>> START Records for this exercise

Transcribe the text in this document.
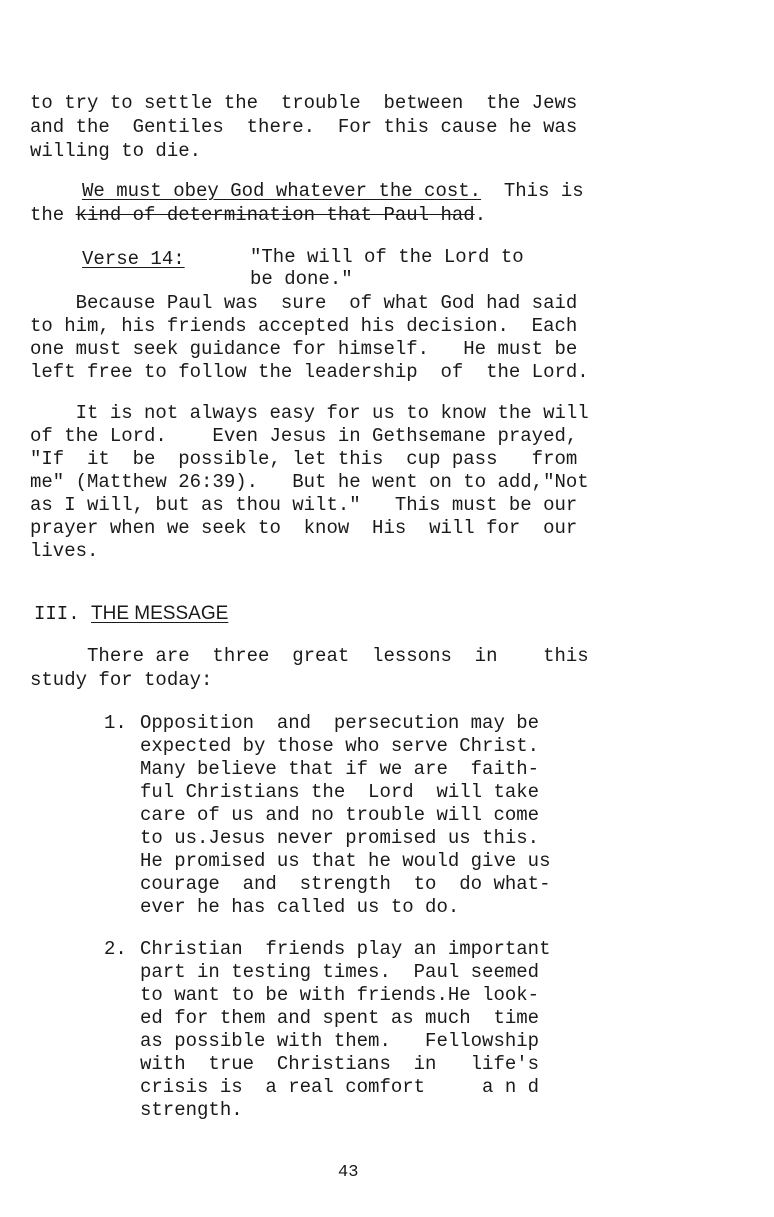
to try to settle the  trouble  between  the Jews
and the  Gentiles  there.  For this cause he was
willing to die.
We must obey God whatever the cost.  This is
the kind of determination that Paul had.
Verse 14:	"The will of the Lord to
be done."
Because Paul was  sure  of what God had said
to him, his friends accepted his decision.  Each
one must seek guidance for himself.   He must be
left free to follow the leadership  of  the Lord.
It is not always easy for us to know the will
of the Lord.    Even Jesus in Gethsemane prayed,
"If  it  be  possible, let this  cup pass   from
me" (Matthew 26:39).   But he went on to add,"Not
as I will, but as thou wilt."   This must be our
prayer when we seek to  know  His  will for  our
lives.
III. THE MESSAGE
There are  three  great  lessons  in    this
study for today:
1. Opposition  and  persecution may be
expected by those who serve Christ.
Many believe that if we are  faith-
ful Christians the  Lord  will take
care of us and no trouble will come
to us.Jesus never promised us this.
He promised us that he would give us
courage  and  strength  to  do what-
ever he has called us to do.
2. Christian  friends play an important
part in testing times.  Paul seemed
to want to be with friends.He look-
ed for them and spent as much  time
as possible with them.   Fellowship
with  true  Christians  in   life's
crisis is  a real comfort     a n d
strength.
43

>> END Records for this exercise

Leave out the pictures and reproduce the rest of the listing exactly.

▶ _Answer to the problem_:
Transcribe the text in this document.
to try to settle the  trouble  between  the Jews
and the  Gentiles  there.  For this cause he was
willing to die.
We must obey God whatever the cost.  This is
the kind of determination that Paul had.
Verse 14:	"The will of the Lord to
be done."
Because Paul was  sure  of what God had said
to him, his friends accepted his decision.  Each
one must seek guidance for himself.   He must be
left free to follow the leadership  of  the Lord.
It is not always easy for us to know the will
of the Lord.    Even Jesus in Gethsemane prayed,
"If  it  be  possible, let this  cup pass   from
me" (Matthew 26:39).   But he went on to add,"Not
as I will, but as thou wilt."   This must be our
prayer when we seek to  know  His  will for  our
lives.
III. THE MESSAGE
There are  three  great  lessons  in    this
study for today:
1. Opposition  and  persecution may be
expected by those who serve Christ.
Many believe that if we are  faith-
ful Christians the  Lord  will take
care of us and no trouble will come
to us.Jesus never promised us this.
He promised us that he would give us
courage  and  strength  to  do what-
ever he has called us to do.
2. Christian  friends play an important
part in testing times.  Paul seemed
to want to be with friends.He look-
ed for them and spent as much  time
as possible with them.   Fellowship
with  true  Christians  in   life's
crisis is  a real comfort     a n d
strength.
43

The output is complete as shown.